* Passage:
------------------------

The hat she wears on this day is an oversized beret of silk flowers in spring colors, perched saucily to the side. The one she'll wear when her husband is installed in his new position later this month is top secret. But she takes me to a table in the bishop's inner office where a large hat box has a Polaroid carefully affixed to its front: It shows a cotton candy-pink confection with a broad, downturned brim that is covered with loopy silk bows. I ask her about a rumor I've heard -- that she never wears the same hat twice. She rolls her eyes.
"Of course I wear them again! Sometimes, I might add something or take something off, to make it feel a little different, but my mother taught me the value of choosing classic things that weren't trendy, could not be dated." So, she has no problem recycling hats. Over the years, she's received them as gifts, collected them on her travels and found them on sale tables. And all are carefully cataloged and stored in one room, so she can keep track of what she wears when.
The hat makers
Many of the hats at West Angeles come from two of its parishioners, Sonja Robinson and her daughter Meeka Robinson-Davis. Sonja is the founder of One-of-a-Kind Hats on Crenshaw Boulevard, and Meeka has become a second-generation hat maker, running a branch store on Slauson Avenue.

------------------------

* Entries provided:
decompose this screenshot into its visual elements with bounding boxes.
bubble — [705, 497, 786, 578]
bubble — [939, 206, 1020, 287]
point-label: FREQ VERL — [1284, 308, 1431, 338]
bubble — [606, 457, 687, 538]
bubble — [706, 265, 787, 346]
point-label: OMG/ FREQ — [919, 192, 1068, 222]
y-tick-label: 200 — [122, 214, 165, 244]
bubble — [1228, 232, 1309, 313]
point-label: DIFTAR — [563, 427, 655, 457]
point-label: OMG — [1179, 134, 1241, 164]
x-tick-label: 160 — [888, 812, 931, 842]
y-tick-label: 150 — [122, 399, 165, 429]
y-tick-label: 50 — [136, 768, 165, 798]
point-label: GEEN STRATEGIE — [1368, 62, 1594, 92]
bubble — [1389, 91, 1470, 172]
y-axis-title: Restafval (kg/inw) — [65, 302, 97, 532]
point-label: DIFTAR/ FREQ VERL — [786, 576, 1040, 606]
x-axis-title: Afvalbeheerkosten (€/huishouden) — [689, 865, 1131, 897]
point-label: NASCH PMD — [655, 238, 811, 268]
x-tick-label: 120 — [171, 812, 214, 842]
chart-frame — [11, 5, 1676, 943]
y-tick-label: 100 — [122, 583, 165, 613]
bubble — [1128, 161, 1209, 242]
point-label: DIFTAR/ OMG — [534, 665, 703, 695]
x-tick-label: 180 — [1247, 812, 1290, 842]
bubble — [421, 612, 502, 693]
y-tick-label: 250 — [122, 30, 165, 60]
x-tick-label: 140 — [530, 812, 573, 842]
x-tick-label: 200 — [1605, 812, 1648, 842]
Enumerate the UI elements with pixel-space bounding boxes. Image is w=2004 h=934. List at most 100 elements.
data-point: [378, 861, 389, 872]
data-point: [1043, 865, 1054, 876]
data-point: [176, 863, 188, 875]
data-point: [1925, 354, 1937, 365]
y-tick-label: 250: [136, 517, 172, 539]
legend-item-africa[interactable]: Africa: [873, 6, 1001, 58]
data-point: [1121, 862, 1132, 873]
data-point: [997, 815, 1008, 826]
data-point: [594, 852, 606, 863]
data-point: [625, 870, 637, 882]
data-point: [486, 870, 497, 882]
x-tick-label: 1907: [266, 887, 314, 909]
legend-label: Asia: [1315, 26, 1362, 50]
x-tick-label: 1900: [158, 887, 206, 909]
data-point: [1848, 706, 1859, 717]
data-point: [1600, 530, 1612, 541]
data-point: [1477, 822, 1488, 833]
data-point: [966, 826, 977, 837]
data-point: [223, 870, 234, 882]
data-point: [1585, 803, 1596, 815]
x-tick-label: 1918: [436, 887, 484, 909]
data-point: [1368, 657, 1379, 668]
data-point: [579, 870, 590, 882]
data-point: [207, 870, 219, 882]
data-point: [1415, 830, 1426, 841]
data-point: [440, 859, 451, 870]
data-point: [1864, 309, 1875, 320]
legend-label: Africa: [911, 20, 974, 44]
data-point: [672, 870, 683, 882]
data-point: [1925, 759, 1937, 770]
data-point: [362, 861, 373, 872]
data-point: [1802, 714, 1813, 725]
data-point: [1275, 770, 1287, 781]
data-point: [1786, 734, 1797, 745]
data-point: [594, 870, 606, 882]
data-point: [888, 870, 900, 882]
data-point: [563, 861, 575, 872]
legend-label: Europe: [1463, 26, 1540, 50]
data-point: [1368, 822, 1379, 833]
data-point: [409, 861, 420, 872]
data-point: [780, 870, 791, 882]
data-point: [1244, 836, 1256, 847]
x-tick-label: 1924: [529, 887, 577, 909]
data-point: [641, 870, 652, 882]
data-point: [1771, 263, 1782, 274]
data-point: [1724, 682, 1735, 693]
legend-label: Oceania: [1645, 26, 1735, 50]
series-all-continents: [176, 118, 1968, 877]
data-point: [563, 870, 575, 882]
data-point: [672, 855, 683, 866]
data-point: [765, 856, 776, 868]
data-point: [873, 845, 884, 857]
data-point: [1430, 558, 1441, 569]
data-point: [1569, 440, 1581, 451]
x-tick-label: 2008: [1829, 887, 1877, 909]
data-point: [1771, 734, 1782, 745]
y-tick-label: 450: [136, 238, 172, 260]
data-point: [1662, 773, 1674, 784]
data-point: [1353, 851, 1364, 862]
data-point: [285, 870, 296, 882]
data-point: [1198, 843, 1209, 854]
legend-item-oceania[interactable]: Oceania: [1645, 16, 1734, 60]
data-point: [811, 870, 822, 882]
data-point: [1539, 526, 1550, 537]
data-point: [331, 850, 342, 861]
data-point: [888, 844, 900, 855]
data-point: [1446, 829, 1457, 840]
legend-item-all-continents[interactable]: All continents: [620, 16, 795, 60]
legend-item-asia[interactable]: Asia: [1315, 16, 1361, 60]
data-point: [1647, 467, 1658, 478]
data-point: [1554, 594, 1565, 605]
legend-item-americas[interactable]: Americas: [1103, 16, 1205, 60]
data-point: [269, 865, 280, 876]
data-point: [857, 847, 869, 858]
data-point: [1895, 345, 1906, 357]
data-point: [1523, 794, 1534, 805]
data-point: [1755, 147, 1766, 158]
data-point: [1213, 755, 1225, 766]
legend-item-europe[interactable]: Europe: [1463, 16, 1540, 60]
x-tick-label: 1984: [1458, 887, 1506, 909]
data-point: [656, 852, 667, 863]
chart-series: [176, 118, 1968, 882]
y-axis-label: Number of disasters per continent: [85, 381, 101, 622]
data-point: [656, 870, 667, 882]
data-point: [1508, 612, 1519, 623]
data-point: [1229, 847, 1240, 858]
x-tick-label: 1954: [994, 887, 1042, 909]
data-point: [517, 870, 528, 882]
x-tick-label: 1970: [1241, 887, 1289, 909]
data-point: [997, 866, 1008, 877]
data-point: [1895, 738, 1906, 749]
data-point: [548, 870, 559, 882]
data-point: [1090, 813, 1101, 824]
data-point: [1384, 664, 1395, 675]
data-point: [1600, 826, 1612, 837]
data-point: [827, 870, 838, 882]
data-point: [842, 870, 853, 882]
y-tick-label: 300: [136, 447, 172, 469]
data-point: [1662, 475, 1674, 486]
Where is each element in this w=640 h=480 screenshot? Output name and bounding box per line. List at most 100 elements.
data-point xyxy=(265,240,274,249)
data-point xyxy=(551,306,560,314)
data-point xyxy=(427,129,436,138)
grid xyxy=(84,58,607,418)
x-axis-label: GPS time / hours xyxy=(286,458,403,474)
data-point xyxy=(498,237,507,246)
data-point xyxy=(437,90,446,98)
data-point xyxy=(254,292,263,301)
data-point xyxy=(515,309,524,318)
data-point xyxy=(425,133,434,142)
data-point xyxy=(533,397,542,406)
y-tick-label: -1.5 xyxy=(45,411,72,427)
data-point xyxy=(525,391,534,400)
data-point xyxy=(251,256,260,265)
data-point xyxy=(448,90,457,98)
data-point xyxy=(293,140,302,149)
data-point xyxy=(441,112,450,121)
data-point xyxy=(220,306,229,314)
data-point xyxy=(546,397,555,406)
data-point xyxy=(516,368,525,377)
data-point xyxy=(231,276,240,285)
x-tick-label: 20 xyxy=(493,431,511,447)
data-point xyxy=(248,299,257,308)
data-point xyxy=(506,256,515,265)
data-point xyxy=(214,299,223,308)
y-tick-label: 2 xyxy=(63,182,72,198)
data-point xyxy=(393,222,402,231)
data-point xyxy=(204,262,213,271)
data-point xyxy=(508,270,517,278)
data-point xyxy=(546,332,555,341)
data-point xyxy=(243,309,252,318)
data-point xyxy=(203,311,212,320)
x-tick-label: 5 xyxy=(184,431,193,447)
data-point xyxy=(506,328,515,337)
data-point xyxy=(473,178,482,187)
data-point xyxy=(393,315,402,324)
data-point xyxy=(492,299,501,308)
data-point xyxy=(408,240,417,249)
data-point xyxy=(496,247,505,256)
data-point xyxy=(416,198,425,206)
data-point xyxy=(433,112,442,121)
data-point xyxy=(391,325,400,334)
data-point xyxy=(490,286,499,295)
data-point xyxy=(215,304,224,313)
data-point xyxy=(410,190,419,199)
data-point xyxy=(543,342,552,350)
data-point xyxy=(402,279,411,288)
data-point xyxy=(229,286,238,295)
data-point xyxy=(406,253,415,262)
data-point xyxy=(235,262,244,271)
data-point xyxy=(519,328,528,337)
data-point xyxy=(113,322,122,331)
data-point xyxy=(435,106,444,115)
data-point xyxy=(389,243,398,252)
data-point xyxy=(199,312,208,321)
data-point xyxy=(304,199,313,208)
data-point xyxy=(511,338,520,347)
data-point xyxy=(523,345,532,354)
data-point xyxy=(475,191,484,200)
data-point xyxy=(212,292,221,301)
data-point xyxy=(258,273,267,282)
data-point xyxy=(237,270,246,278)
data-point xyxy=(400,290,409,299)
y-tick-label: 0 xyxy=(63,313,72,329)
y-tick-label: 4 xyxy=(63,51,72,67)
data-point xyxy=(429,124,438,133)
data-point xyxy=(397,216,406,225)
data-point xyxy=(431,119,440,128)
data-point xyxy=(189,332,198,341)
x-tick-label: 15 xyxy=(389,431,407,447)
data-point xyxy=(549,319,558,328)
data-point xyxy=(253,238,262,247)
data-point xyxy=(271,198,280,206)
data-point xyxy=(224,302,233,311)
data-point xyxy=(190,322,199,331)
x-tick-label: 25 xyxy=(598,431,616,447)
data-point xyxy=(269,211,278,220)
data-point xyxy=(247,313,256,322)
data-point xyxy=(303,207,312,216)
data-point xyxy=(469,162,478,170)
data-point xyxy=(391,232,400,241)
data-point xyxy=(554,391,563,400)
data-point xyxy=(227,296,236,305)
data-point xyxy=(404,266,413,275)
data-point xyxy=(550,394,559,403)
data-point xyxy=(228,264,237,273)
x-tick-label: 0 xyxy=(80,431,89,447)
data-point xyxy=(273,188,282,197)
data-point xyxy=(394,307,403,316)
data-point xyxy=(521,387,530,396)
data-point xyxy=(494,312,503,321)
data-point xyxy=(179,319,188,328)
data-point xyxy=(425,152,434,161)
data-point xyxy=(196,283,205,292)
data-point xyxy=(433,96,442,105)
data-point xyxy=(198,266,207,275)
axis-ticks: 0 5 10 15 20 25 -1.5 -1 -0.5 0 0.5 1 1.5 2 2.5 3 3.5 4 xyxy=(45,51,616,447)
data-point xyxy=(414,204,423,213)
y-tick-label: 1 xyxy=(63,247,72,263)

------------------------

* Work instruction 1: According to the article on church hats, on which street is the branch store that Meeka Robinson-Davis runs?
* Work instruction 2: Echo the church-hat article between "The hat she" and "rolls her eyes.", inclusive.
* Work instruction 3: Carry on the article about church hats and their makers from where it stops.

* Exercise response 1: Slauson Avenue.

* Exercise response 2:
The hat she wears on this day is an oversized beret of silk flowers in spring colors, perched saucily to the side. The one she'll wear when her husband is installed in his new position later this month is top secret. But she takes me to a table in the bishop's inner office where a large hat box has a Polaroid carefully affixed to its front: It shows a cotton candy-pink confection with a broad, downturned brim that is covered with loopy silk bows. I ask her about a rumor I've heard -- that she never wears the same hat twice. She rolls her eyes.

* Exercise response 3:
On a recent Saturday, Meeka is helping Elena Tucker coordinate her Palm Sunday outfit. The deep turquoise sheath is covered by a walking coat -- a seven-eighths length jacket -- embellished with silver and gold lamé patchwork.
"I come all the way from the East Side to Meeka because I trust her," Tucker says. "I always get compliments." Reaching carefully into her hat box, she pulls out the outfit's finishing touch: a lampshade shape in the same hue as the dress, covered in Belgian lace with jeweled edging. Tucker is still wearing her Saturday errand-running clothes, but as she places the hat at her preferred angle, she morphs into a grande dame: In less than 30 seconds, her hat has made her stately. That might explain why she, like so many other hat lovers, has a dedicated room for her chapeaus.
Such devotion to the art of the hat has made One-of-a-Kind recession-proof -- so far. "People will buy for church, but they're buying things that will last them several seasons," Meeka explains. "An accessory will update their look without having to buy a whole new wardrobe."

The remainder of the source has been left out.